## WHAT IS BEING ASKED
Repeat every record below exactly as it appears.

## RECORDS PROVIDED
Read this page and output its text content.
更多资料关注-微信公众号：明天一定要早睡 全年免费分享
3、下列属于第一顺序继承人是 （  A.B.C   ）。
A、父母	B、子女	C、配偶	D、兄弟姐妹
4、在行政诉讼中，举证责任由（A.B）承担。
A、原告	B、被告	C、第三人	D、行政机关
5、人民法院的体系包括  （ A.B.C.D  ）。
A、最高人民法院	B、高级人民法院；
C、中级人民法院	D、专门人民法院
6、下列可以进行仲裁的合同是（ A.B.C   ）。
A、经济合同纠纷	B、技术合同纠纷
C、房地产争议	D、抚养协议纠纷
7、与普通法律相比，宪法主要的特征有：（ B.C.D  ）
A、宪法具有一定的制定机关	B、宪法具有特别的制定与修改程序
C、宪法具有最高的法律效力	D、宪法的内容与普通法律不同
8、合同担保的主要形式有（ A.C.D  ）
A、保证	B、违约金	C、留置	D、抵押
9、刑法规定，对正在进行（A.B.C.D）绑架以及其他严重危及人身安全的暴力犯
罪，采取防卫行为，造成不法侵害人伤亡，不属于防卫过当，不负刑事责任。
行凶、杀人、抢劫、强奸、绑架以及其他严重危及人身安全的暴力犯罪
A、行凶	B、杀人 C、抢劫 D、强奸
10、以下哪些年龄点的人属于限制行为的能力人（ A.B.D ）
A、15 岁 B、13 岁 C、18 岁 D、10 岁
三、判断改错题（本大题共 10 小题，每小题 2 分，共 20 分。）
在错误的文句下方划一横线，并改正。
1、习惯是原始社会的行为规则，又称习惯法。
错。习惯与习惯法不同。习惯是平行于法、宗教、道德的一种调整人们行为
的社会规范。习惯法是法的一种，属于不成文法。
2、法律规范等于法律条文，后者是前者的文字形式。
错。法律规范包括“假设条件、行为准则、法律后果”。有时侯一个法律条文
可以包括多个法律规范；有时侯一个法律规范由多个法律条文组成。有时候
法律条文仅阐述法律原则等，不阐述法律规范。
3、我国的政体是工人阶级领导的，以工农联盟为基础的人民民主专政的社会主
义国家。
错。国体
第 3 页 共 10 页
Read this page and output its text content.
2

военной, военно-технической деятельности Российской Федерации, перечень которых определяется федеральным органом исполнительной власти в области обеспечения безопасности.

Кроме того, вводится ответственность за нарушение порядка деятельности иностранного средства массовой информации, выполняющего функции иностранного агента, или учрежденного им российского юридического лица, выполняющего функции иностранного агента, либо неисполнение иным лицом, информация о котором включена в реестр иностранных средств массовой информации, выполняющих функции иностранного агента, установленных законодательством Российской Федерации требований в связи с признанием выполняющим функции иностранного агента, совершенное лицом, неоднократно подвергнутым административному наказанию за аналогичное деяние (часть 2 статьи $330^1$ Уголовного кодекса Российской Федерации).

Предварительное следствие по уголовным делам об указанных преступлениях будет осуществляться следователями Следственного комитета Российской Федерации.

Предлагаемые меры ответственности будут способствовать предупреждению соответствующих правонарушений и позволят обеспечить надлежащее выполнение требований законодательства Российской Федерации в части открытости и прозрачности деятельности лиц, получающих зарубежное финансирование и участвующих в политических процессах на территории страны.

## REPLY
Read this page and output its text content.
更多资料关注-微信公众号：明天一定要早睡 全年免费分享
3、下列属于第一顺序继承人是 （  A.B.C   ）。
A、父母	B、子女	C、配偶	D、兄弟姐妹
4、在行政诉讼中，举证责任由（A.B）承担。
A、原告	B、被告	C、第三人	D、行政机关
5、人民法院的体系包括  （ A.B.C.D  ）。
A、最高人民法院	B、高级人民法院；
C、中级人民法院	D、专门人民法院
6、下列可以进行仲裁的合同是（ A.B.C   ）。
A、经济合同纠纷	B、技术合同纠纷
C、房地产争议	D、抚养协议纠纷
7、与普通法律相比，宪法主要的特征有：（ B.C.D  ）
A、宪法具有一定的制定机关	B、宪法具有特别的制定与修改程序
C、宪法具有最高的法律效力	D、宪法的内容与普通法律不同
8、合同担保的主要形式有（ A.C.D  ）
A、保证	B、违约金	C、留置	D、抵押
9、刑法规定，对正在进行（A.B.C.D）绑架以及其他严重危及人身安全的暴力犯
罪，采取防卫行为，造成不法侵害人伤亡，不属于防卫过当，不负刑事责任。
行凶、杀人、抢劫、强奸、绑架以及其他严重危及人身安全的暴力犯罪
A、行凶	B、杀人 C、抢劫 D、强奸
10、以下哪些年龄点的人属于限制行为的能力人（ A.B.D ）
A、15 岁 B、13 岁 C、18 岁 D、10 岁
三、判断改错题（本大题共 10 小题，每小题 2 分，共 20 分。）
在错误的文句下方划一横线，并改正。
1、习惯是原始社会的行为规则，又称习惯法。
错。习惯与习惯法不同。习惯是平行于法、宗教、道德的一种调整人们行为
的社会规范。习惯法是法的一种，属于不成文法。
2、法律规范等于法律条文，后者是前者的文字形式。
错。法律规范包括“假设条件、行为准则、法律后果”。有时侯一个法律条文
可以包括多个法律规范；有时侯一个法律规范由多个法律条文组成。有时候
法律条文仅阐述法律原则等，不阐述法律规范。
3、我国的政体是工人阶级领导的，以工农联盟为基础的人民民主专政的社会主
义国家。
错。国体
第 3 页 共 10 页
Read this page and output its text content.
2

военной, военно-технической деятельности Российской Федерации, перечень которых определяется федеральным органом исполнительной власти в области обеспечения безопасности.

Кроме того, вводится ответственность за нарушение порядка деятельности иностранного средства массовой информации, выполняющего функции иностранного агента, или учрежденного им российского юридического лица, выполняющего функции иностранного агента, либо неисполнение иным лицом, информация о котором включена в реестр иностранных средств массовой информации, выполняющих функции иностранного агента, установленных законодательством Российской Федерации требований в связи с признанием выполняющим функции иностранного агента, совершенное лицом, неоднократно подвергнутым административному наказанию за аналогичное деяние (часть 2 статьи $330^1$ Уголовного кодекса Российской Федерации).

Предварительное следствие по уголовным делам об указанных преступлениях будет осуществляться следователями Следственного комитета Российской Федерации.

Предлагаемые меры ответственности будут способствовать предупреждению соответствующих правонарушений и позволят обеспечить надлежащее выполнение требований законодательства Российской Федерации в части открытости и прозрачности деятельности лиц, получающих зарубежное финансирование и участвующих в политических процессах на территории страны.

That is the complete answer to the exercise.